### [WORK ITEM]
Reproduce, unchanged, the lines between the one holding "OCR this image." and the last line of the records, including both ends, but no pictures.

### [Page content transcription data]
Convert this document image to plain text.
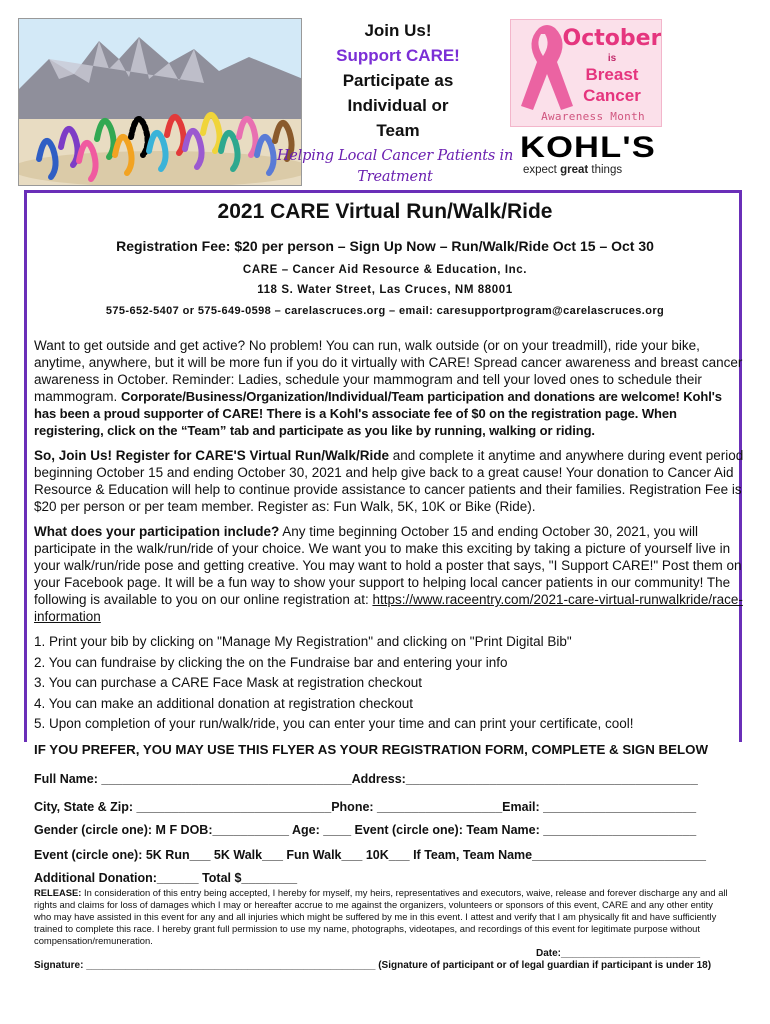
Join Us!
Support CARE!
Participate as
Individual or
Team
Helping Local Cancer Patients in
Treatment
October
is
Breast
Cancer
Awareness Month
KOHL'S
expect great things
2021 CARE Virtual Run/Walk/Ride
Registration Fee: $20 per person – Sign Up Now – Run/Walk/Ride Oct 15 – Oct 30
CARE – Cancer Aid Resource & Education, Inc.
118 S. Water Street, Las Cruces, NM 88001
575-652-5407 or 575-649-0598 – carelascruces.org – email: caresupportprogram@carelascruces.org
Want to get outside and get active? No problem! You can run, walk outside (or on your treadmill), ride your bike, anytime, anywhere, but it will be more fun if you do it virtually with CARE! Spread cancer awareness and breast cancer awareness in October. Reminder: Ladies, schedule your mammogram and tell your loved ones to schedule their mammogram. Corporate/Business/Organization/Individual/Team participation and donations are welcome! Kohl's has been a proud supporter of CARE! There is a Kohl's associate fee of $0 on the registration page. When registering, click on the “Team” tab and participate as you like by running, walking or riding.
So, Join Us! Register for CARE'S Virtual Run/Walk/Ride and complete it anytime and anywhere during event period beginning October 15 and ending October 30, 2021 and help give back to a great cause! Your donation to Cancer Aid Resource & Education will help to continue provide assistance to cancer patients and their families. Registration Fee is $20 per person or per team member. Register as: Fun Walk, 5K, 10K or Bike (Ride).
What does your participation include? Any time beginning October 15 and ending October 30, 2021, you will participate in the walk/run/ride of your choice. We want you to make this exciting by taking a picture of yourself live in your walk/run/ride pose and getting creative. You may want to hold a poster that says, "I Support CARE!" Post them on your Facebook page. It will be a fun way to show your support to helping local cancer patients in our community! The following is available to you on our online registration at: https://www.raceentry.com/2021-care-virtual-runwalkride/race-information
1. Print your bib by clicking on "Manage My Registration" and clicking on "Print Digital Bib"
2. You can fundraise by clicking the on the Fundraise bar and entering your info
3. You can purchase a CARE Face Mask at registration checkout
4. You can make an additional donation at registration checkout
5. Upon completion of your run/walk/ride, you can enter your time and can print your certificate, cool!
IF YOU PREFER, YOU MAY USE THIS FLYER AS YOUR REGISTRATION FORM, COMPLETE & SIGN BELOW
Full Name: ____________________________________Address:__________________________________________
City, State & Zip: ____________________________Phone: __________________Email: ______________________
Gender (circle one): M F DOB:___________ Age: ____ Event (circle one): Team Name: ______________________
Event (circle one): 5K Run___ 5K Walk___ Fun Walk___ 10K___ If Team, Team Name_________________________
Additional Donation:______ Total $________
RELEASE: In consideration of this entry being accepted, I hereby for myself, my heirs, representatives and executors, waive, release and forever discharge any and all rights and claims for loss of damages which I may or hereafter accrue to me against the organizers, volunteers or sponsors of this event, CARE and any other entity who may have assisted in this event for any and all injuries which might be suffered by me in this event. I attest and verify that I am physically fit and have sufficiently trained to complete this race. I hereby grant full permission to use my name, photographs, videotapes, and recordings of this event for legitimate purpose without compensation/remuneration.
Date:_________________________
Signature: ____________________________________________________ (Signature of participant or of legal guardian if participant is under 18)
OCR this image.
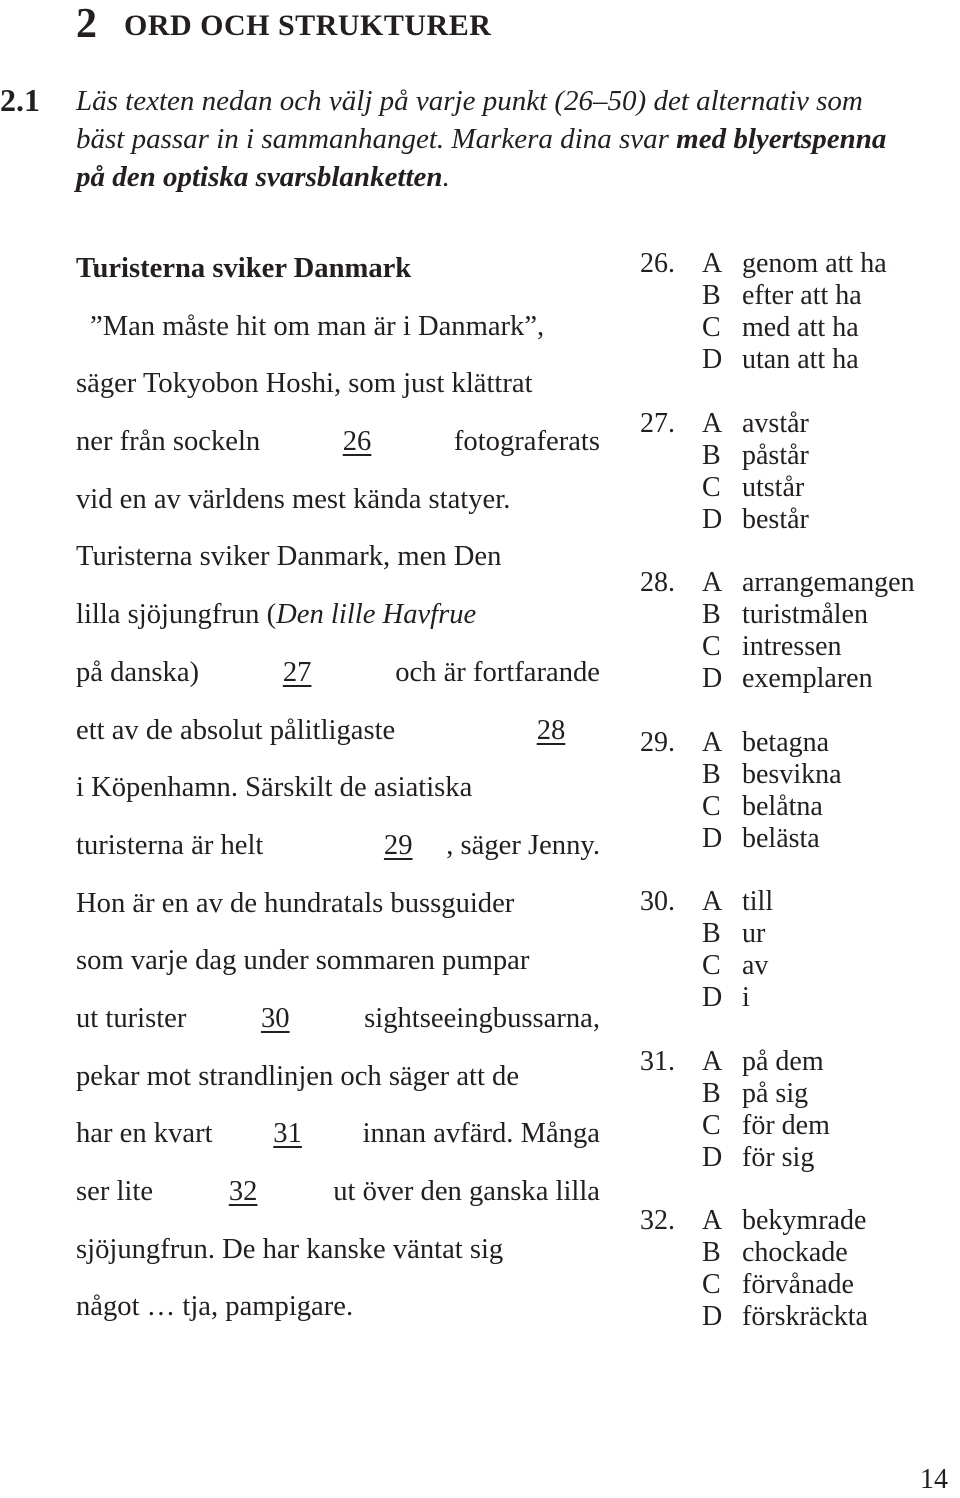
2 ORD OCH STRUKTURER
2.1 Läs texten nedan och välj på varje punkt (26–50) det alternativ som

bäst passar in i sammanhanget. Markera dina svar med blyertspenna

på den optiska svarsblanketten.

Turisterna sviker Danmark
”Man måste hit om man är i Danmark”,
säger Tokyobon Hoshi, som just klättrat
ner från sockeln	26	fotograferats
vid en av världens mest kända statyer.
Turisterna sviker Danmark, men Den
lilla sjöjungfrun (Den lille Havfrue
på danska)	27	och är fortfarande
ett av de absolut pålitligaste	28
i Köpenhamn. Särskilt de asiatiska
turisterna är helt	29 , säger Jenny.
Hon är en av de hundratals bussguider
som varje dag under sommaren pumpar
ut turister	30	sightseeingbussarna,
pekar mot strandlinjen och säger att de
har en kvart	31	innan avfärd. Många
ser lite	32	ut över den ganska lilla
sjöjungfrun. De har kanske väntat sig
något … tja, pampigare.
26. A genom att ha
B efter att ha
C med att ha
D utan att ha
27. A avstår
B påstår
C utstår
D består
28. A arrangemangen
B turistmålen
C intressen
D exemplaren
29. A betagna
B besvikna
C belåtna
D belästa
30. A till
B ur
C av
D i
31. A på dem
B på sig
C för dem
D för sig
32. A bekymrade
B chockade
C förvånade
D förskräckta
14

### [EXERCISE ANSWER]
OCR this image.
2 ORD OCH STRUKTURER
2.1 Läs texten nedan och välj på varje punkt (26–50) det alternativ som

bäst passar in i sammanhanget. Markera dina svar med blyertspenna

på den optiska svarsblanketten.

Turisterna sviker Danmark
”Man måste hit om man är i Danmark”,
säger Tokyobon Hoshi, som just klättrat
ner från sockeln	26	fotograferats
vid en av världens mest kända statyer.
Turisterna sviker Danmark, men Den
lilla sjöjungfrun (Den lille Havfrue
på danska)	27	och är fortfarande
ett av de absolut pålitligaste	28
i Köpenhamn. Särskilt de asiatiska
turisterna är helt	29 , säger Jenny.
Hon är en av de hundratals bussguider
som varje dag under sommaren pumpar
ut turister	30	sightseeingbussarna,
pekar mot strandlinjen och säger att de
har en kvart	31	innan avfärd. Många
ser lite	32	ut över den ganska lilla
sjöjungfrun. De har kanske väntat sig
något … tja, pampigare.
26. A genom att ha
B efter att ha
C med att ha
D utan att ha
27. A avstår
B påstår
C utstår
D består
28. A arrangemangen
B turistmålen
C intressen
D exemplaren
29. A betagna
B besvikna
C belåtna
D belästa
30. A till
B ur
C av
D i
31. A på dem
B på sig
C för dem
D för sig
32. A bekymrade
B chockade
C förvånade
D förskräckta
14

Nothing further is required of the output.